INSTRUCTIONS TO FOLLOW: Quote the entries word for word. Omit the pictures.

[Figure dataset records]
__________________________________________________

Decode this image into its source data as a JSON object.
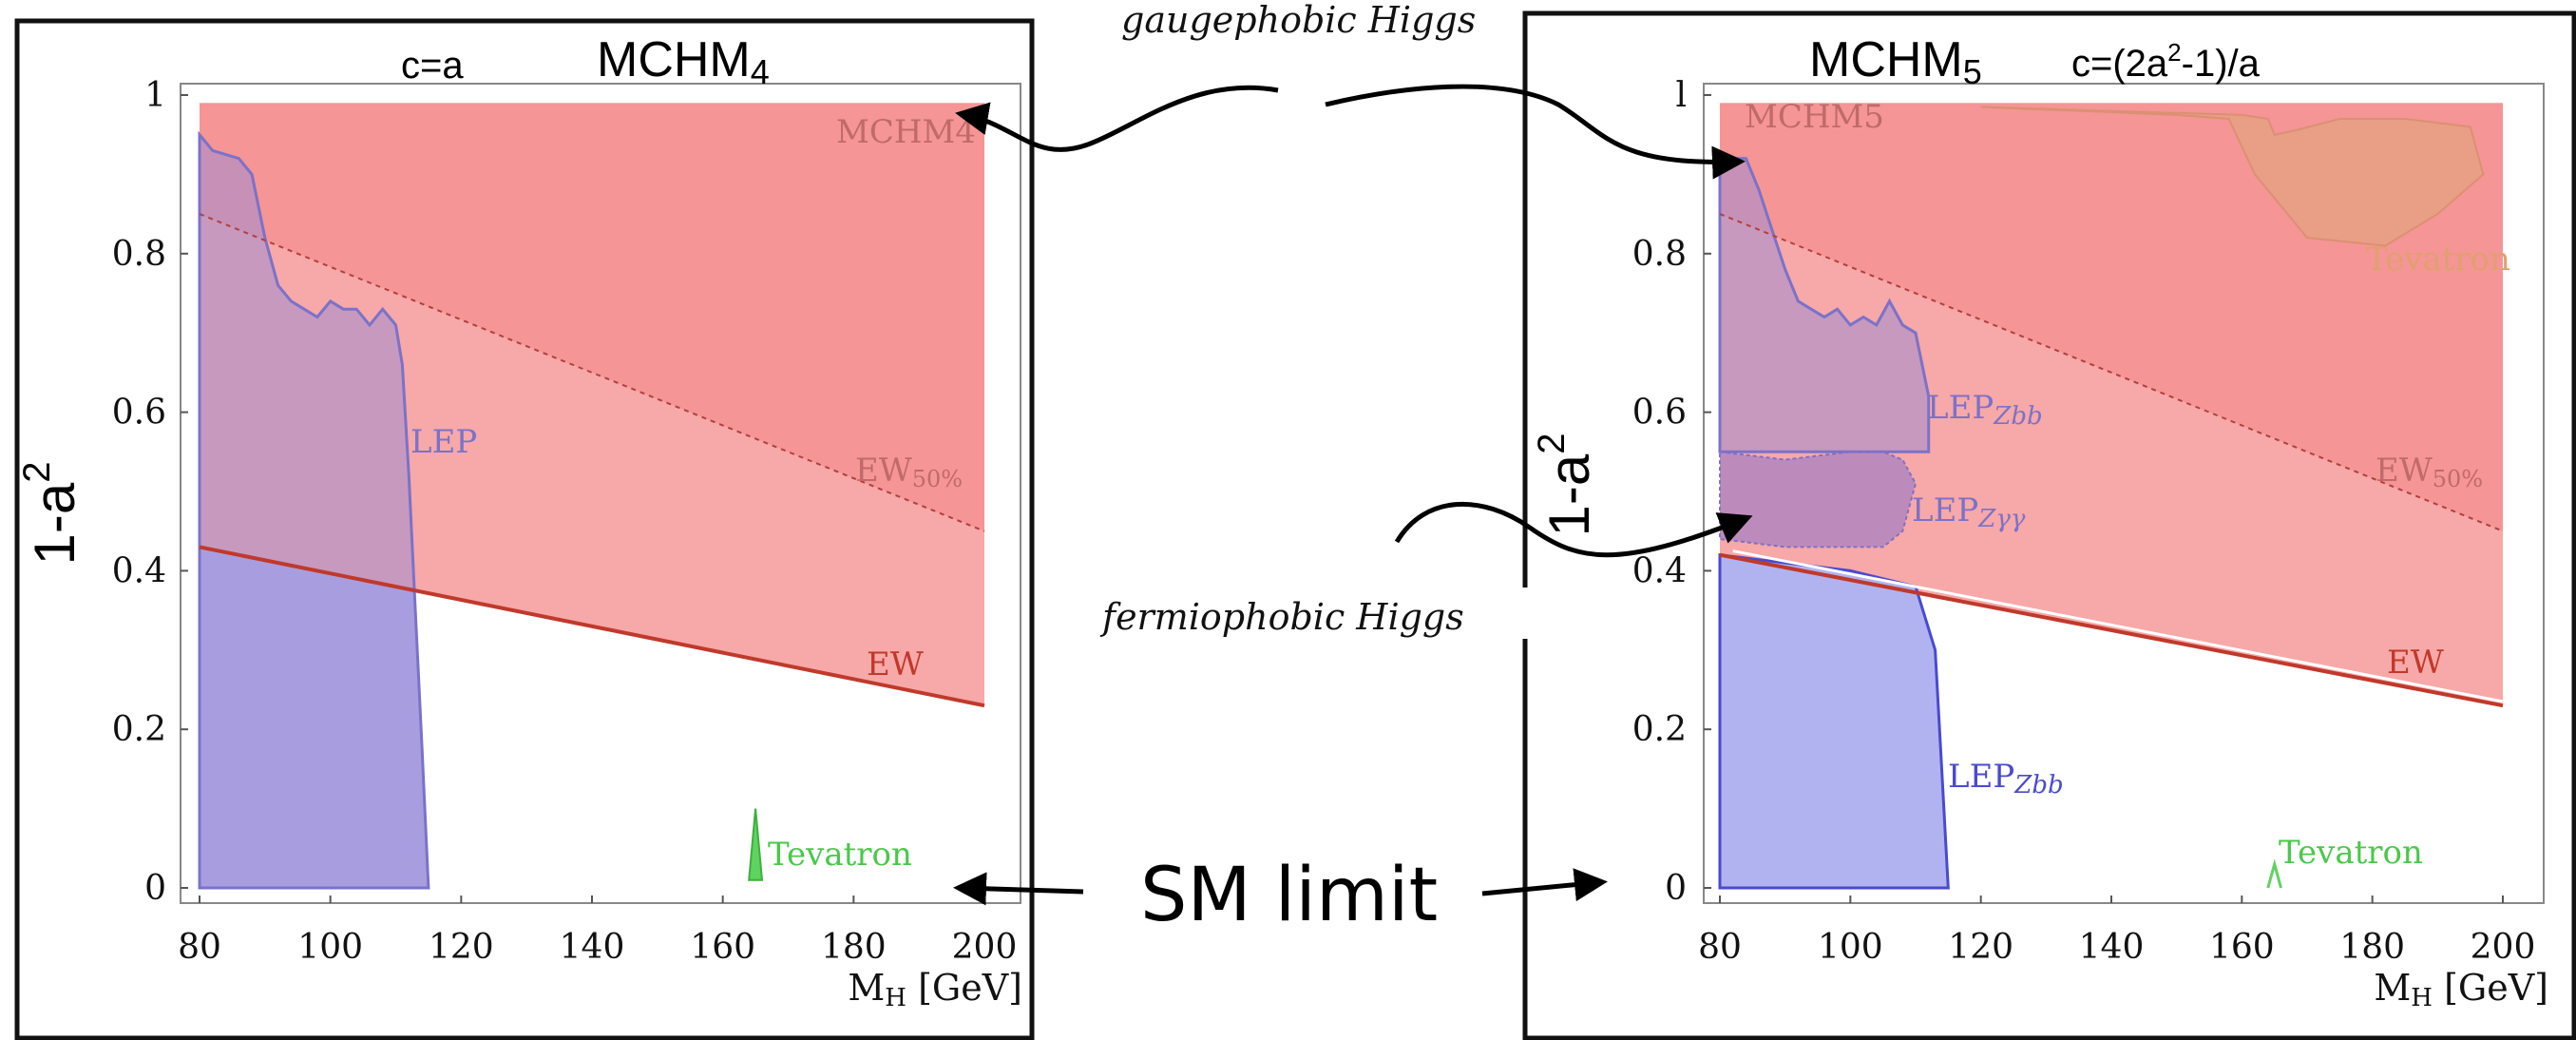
{
  "annotations": {
    "gaugephobic": "gaugephobic Higgs",
    "fermiophobic": "fermiophobic Higgs",
    "sm_limit": "SM limit"
  },
  "chart_data": [
    {
      "type": "area",
      "title": "MCHM",
      "title_sub": "4",
      "subtitle": "c=a",
      "xlabel": "M",
      "xlabel_sub": "H",
      "xlabel_unit": " [GeV]",
      "ylabel": "1-a",
      "ylabel_sup": "2",
      "xlim": [
        80,
        200
      ],
      "ylim": [
        0,
        1
      ],
      "xticks": [
        "80",
        "100",
        "120",
        "140",
        "160",
        "180",
        "200"
      ],
      "yticks": [
        "0",
        "0.2",
        "0.4",
        "0.6",
        "0.8",
        "1"
      ],
      "colors": {
        "ew": "#f7a8a8",
        "ew50": "#f59595",
        "lep": "#a9a8e6",
        "lep_line": "#7b72c9",
        "ew_line": "#c0392b",
        "tevatron": "#5fd35f"
      },
      "series": [
        {
          "name": "MCHM4",
          "x": [
            80,
            200
          ],
          "y": [
            0.99,
            0.99
          ]
        },
        {
          "name": "EW50%",
          "x": [
            80,
            200
          ],
          "y": [
            0.85,
            0.45
          ]
        },
        {
          "name": "EW",
          "x": [
            80,
            200
          ],
          "y": [
            0.43,
            0.23
          ]
        },
        {
          "name": "LEP",
          "x": [
            80,
            82,
            86,
            88,
            90,
            92,
            94,
            96,
            98,
            100,
            102,
            104,
            106,
            108,
            110,
            111,
            112,
            113,
            114,
            115
          ],
          "y": [
            0.95,
            0.93,
            0.92,
            0.9,
            0.82,
            0.76,
            0.74,
            0.73,
            0.72,
            0.74,
            0.73,
            0.73,
            0.71,
            0.73,
            0.71,
            0.66,
            0.52,
            0.35,
            0.18,
            0.0
          ]
        },
        {
          "name": "Tevatron",
          "x": [
            164,
            165,
            166
          ],
          "y": [
            0.01,
            0.1,
            0.01
          ]
        }
      ],
      "labels": {
        "mchm": "MCHM4",
        "ew50": "EW",
        "ew50_sub": "50%",
        "ew": "EW",
        "lep": "LEP",
        "tevatron": "Tevatron"
      }
    },
    {
      "type": "area",
      "title": "MCHM",
      "title_sub": "5",
      "subtitle": "c=(2a",
      "subtitle_sup": "2",
      "subtitle_end": "-1)/a",
      "xlabel": "M",
      "xlabel_sub": "H",
      "xlabel_unit": " [GeV]",
      "ylabel": "1-a",
      "ylabel_sup": "2",
      "xlim": [
        80,
        200
      ],
      "ylim": [
        0,
        1
      ],
      "xticks": [
        "80",
        "100",
        "120",
        "140",
        "160",
        "180",
        "200"
      ],
      "yticks": [
        "0",
        "0.2",
        "0.4",
        "0.6",
        "0.8",
        "l"
      ],
      "colors": {
        "ew": "#f7a8a8",
        "ew50": "#f59595",
        "lep": "#a9a8e6",
        "lep_line": "#7b72c9",
        "ew_line": "#c0392b",
        "tevatron": "#5fd35f",
        "tevatron_region": "#e8a085"
      },
      "series": [
        {
          "name": "MCHM5",
          "x": [
            80,
            200
          ],
          "y": [
            0.99,
            0.99
          ]
        },
        {
          "name": "EW50%",
          "x": [
            80,
            200
          ],
          "y": [
            0.85,
            0.45
          ]
        },
        {
          "name": "EW",
          "x": [
            80,
            200
          ],
          "y": [
            0.42,
            0.23
          ]
        },
        {
          "name": "LEPZbb",
          "x": [
            80,
            84,
            86,
            88,
            90,
            92,
            94,
            96,
            98,
            100,
            102,
            104,
            106,
            108,
            110,
            112
          ],
          "y": [
            0.92,
            0.92,
            0.88,
            0.83,
            0.78,
            0.74,
            0.73,
            0.72,
            0.73,
            0.71,
            0.72,
            0.71,
            0.74,
            0.71,
            0.7,
            0.62
          ]
        },
        {
          "name": "LEPZγγ",
          "x": [
            80,
            90,
            100,
            105,
            108,
            110,
            108,
            105,
            100,
            90,
            80
          ],
          "y": [
            0.55,
            0.54,
            0.55,
            0.55,
            0.54,
            0.51,
            0.45,
            0.43,
            0.43,
            0.43,
            0.44
          ]
        },
        {
          "name": "LEPZbb (blue)",
          "x": [
            80,
            100,
            110,
            113,
            114,
            115
          ],
          "y": [
            0.42,
            0.4,
            0.38,
            0.3,
            0.15,
            0.0
          ]
        },
        {
          "name": "Tevatron",
          "x": [
            164,
            165,
            166
          ],
          "y": [
            0.0,
            0.03,
            0.0
          ]
        }
      ],
      "labels": {
        "mchm": "MCHM5",
        "ew50": "EW",
        "ew50_sub": "50%",
        "ew": "EW",
        "lep_zbb": "LEP",
        "lep_zbb_sub": "Zbb",
        "lep_zgg": "LEP",
        "lep_zgg_sub": "Zγγ",
        "lep_zbb2": "LEP",
        "lep_zbb2_sub": "Zbb",
        "tevatron": "Tevatron",
        "tevatron_top": "Tevatron"
      }
    }
  ]
}
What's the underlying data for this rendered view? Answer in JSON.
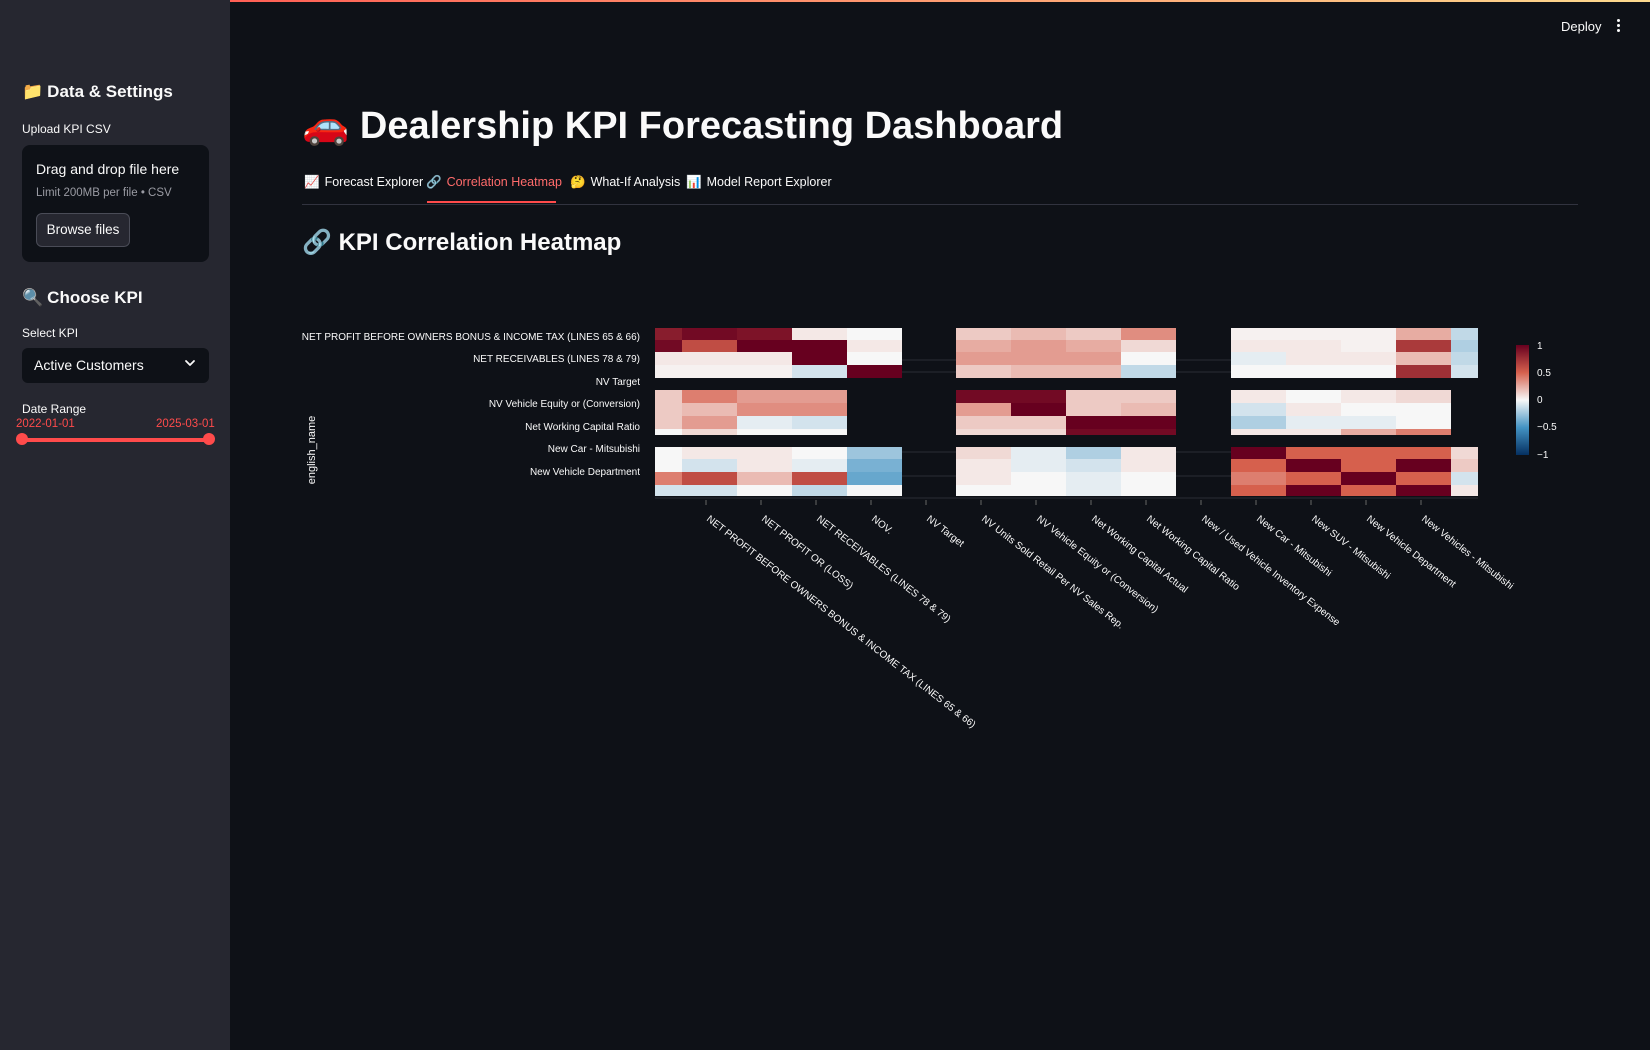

__________________________________________________

WRITTEN ANSWER:
Decode this image into its source data as a JSON object.
{
  "annotations": {
    "gaugephobic": "gaugephobic Higgs",
    "fermiophobic": "fermiophobic Higgs",
    "sm_limit": "SM limit"
  },
  "chart_data": [
    {
      "type": "area",
      "title": "MCHM",
      "title_sub": "4",
      "subtitle": "c=a",
      "xlabel": "M",
      "xlabel_sub": "H",
      "xlabel_unit": " [GeV]",
      "ylabel": "1-a",
      "ylabel_sup": "2",
      "xlim": [
        80,
        200
      ],
      "ylim": [
        0,
        1
      ],
      "xticks": [
        "80",
        "100",
        "120",
        "140",
        "160",
        "180",
        "200"
      ],
      "yticks": [
        "0",
        "0.2",
        "0.4",
        "0.6",
        "0.8",
        "1"
      ],
      "colors": {
        "ew": "#f7a8a8",
        "ew50": "#f59595",
        "lep": "#a9a8e6",
        "lep_line": "#7b72c9",
        "ew_line": "#c0392b",
        "tevatron": "#5fd35f"
      },
      "series": [
        {
          "name": "MCHM4",
          "x": [
            80,
            200
          ],
          "y": [
            0.99,
            0.99
          ]
        },
        {
          "name": "EW50%",
          "x": [
            80,
            200
          ],
          "y": [
            0.85,
            0.45
          ]
        },
        {
          "name": "EW",
          "x": [
            80,
            200
          ],
          "y": [
            0.43,
            0.23
          ]
        },
        {
          "name": "LEP",
          "x": [
            80,
            82,
            86,
            88,
            90,
            92,
            94,
            96,
            98,
            100,
            102,
            104,
            106,
            108,
            110,
            111,
            112,
            113,
            114,
            115
          ],
          "y": [
            0.95,
            0.93,
            0.92,
            0.9,
            0.82,
            0.76,
            0.74,
            0.73,
            0.72,
            0.74,
            0.73,
            0.73,
            0.71,
            0.73,
            0.71,
            0.66,
            0.52,
            0.35,
            0.18,
            0.0
          ]
        },
        {
          "name": "Tevatron",
          "x": [
            164,
            165,
            166
          ],
          "y": [
            0.01,
            0.1,
            0.01
          ]
        }
      ],
      "labels": {
        "mchm": "MCHM4",
        "ew50": "EW",
        "ew50_sub": "50%",
        "ew": "EW",
        "lep": "LEP",
        "tevatron": "Tevatron"
      }
    },
    {
      "type": "area",
      "title": "MCHM",
      "title_sub": "5",
      "subtitle": "c=(2a",
      "subtitle_sup": "2",
      "subtitle_end": "-1)/a",
      "xlabel": "M",
      "xlabel_sub": "H",
      "xlabel_unit": " [GeV]",
      "ylabel": "1-a",
      "ylabel_sup": "2",
      "xlim": [
        80,
        200
      ],
      "ylim": [
        0,
        1
      ],
      "xticks": [
        "80",
        "100",
        "120",
        "140",
        "160",
        "180",
        "200"
      ],
      "yticks": [
        "0",
        "0.2",
        "0.4",
        "0.6",
        "0.8",
        "l"
      ],
      "colors": {
        "ew": "#f7a8a8",
        "ew50": "#f59595",
        "lep": "#a9a8e6",
        "lep_line": "#7b72c9",
        "ew_line": "#c0392b",
        "tevatron": "#5fd35f",
        "tevatron_region": "#e8a085"
      },
      "series": [
        {
          "name": "MCHM5",
          "x": [
            80,
            200
          ],
          "y": [
            0.99,
            0.99
          ]
        },
        {
          "name": "EW50%",
          "x": [
            80,
            200
          ],
          "y": [
            0.85,
            0.45
          ]
        },
        {
          "name": "EW",
          "x": [
            80,
            200
          ],
          "y": [
            0.42,
            0.23
          ]
        },
        {
          "name": "LEPZbb",
          "x": [
            80,
            84,
            86,
            88,
            90,
            92,
            94,
            96,
            98,
            100,
            102,
            104,
            106,
            108,
            110,
            112
          ],
          "y": [
            0.92,
            0.92,
            0.88,
            0.83,
            0.78,
            0.74,
            0.73,
            0.72,
            0.73,
            0.71,
            0.72,
            0.71,
            0.74,
            0.71,
            0.7,
            0.62
          ]
        },
        {
          "name": "LEPZγγ",
          "x": [
            80,
            90,
            100,
            105,
            108,
            110,
            108,
            105,
            100,
            90,
            80
          ],
          "y": [
            0.55,
            0.54,
            0.55,
            0.55,
            0.54,
            0.51,
            0.45,
            0.43,
            0.43,
            0.43,
            0.44
          ]
        },
        {
          "name": "LEPZbb (blue)",
          "x": [
            80,
            100,
            110,
            113,
            114,
            115
          ],
          "y": [
            0.42,
            0.4,
            0.38,
            0.3,
            0.15,
            0.0
          ]
        },
        {
          "name": "Tevatron",
          "x": [
            164,
            165,
            166
          ],
          "y": [
            0.0,
            0.03,
            0.0
          ]
        }
      ],
      "labels": {
        "mchm": "MCHM5",
        "ew50": "EW",
        "ew50_sub": "50%",
        "ew": "EW",
        "lep_zbb": "LEP",
        "lep_zbb_sub": "Zbb",
        "lep_zgg": "LEP",
        "lep_zgg_sub": "Zγγ",
        "lep_zbb2": "LEP",
        "lep_zbb2_sub": "Zbb",
        "tevatron": "Tevatron",
        "tevatron_top": "Tevatron"
      }
    }
  ]
}
What's the underlying data for this rendered view? Answer in JSON.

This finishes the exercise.